TEXT
Our results show overlap with previous WONCA and EURACT recommendations regarding GP speciality training. The WONCA tree incorporated aspects of ‘communication skills’, ‘doctor–patient relationship’ and ‘individualised care’ under ‘person-centred care’. The core WONCA competency ‘holistic modelling’ is further described as the ability to consider ‘problems in their physical, psychological, social, cultural and existential dimensions’ [Citation4]. This corresponds with the request of GP trainees that ‘sensitivity towards differences’ should be included as an affective competency in GP training. Regular reassessment of GP trainees’ perceived training needs is required for quality assurance and to detect changes over time [Citation23].

We recognise that the list can only cover a fraction of GP competencies and risks, giving the impression that lower-ranking competencies are not important. The current study aimed to identify competencies of greatest perceived importance by young GPs, rather than repeat or rearrange existing GP training curricula.

ABOUT THIS TASK
Continue the discussion of GP trainee competencies from the point where it stops.

RECORDS
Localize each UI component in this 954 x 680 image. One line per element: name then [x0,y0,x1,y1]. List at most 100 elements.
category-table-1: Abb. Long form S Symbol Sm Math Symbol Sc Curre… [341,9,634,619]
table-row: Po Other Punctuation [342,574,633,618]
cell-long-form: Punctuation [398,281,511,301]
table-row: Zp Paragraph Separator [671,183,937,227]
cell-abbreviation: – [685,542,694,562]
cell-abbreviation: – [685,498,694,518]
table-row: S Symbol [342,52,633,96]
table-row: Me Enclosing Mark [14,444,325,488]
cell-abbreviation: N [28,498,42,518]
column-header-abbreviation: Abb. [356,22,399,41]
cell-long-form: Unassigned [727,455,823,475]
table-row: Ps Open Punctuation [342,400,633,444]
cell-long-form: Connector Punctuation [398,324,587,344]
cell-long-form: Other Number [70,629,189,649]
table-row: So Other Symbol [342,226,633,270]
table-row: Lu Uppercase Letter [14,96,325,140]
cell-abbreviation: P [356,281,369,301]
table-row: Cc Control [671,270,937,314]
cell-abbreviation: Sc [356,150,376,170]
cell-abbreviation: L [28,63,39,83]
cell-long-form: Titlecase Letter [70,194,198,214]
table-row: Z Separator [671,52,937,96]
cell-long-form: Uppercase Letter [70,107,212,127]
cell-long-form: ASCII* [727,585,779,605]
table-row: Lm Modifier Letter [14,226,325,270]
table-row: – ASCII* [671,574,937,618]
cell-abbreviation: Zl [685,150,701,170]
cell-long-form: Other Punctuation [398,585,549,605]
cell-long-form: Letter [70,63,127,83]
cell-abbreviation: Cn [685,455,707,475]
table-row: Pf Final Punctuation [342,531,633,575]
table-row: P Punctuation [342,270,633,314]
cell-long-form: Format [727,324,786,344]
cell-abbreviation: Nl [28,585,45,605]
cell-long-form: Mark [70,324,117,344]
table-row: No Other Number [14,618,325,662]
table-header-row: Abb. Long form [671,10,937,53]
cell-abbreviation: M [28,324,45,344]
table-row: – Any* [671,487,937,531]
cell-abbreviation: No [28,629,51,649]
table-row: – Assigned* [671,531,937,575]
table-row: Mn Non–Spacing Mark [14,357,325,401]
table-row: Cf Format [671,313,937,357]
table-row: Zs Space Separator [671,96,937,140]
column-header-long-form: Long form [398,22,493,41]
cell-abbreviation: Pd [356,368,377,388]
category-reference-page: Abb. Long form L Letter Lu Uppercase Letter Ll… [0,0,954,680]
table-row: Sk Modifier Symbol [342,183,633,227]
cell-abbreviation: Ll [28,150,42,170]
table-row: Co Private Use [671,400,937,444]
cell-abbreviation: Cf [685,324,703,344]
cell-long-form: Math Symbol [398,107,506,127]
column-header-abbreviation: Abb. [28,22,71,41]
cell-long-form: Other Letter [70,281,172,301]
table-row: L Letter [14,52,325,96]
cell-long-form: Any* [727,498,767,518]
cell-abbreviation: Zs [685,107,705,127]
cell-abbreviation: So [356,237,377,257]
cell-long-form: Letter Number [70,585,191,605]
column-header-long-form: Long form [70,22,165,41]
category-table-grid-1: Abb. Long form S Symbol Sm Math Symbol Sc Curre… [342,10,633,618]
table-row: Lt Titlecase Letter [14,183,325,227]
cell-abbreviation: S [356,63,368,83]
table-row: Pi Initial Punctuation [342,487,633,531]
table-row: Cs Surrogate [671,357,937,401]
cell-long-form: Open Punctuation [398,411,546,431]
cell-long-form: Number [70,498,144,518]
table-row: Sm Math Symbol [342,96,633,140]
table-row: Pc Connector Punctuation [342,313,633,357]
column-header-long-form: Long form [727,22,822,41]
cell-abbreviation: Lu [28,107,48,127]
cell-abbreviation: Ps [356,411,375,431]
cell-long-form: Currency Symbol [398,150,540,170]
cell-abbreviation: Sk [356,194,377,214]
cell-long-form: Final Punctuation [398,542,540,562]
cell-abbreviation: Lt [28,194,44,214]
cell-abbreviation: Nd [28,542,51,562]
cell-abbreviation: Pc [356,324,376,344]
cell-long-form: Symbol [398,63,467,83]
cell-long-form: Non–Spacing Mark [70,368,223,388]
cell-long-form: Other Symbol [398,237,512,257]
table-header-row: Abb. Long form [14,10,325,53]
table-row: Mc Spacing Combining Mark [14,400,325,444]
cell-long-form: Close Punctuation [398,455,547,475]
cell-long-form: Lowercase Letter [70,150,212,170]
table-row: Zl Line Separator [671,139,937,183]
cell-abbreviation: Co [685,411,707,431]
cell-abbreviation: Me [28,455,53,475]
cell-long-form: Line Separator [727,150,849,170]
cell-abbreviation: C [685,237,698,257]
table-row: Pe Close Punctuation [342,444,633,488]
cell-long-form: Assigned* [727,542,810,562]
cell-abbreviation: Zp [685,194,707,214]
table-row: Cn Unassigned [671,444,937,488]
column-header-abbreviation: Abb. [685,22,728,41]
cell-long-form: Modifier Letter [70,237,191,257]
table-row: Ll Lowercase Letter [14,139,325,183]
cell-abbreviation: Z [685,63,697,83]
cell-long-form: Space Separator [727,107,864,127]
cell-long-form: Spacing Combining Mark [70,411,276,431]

RESULT OF THIS TASK
Limitations

We acknowledge the likely selection bias in this study. All meetings and ranking processes were in English. Two of the three survey rounds were in-person conference workshops. Attending experts will have had language skills, time, financial resources and potentially a special interest in CBME. Both conferences took place in the UK, meaning more experts were Western European. We recommend steps to include the preferences of financially disadvantaged and Eastern European young GPs in future research, e.g. digital and multilingual options.

Even though the Town Hall discussion and the two survey rounds targeted the same cohort of experts, it cannot be assumed that the same individuals took part in all rounds of the study. By describing the socioeconomic data of the experts and targeting the limited group of EYFDM-associated GPs, it was attempted to ensure similar expert groups in all survey rounds. Nevertheless, this study cannot be formally considered a Delphi study.

Conclusion

This is the first study in which young GPs’ have prioritised aspects of GP speciality training in terms of their perceived importance. The identified priority list of psychomotor, cognitive, and affective competencies shows partial overlap with previous EURACT and WONCA guidance. Affective competencies including ‘managing one’s own wellbeing’ and ‘sensitivity towards differences’ had low levels of ranking agreement and stimulated significant discussion. Greater understanding of young GPs' preferences and attitudes towards affective competencies is required. GP educationalists should ensure that competencies, especially those relevant to young GPs, are included and focussed on in the future GP curricula.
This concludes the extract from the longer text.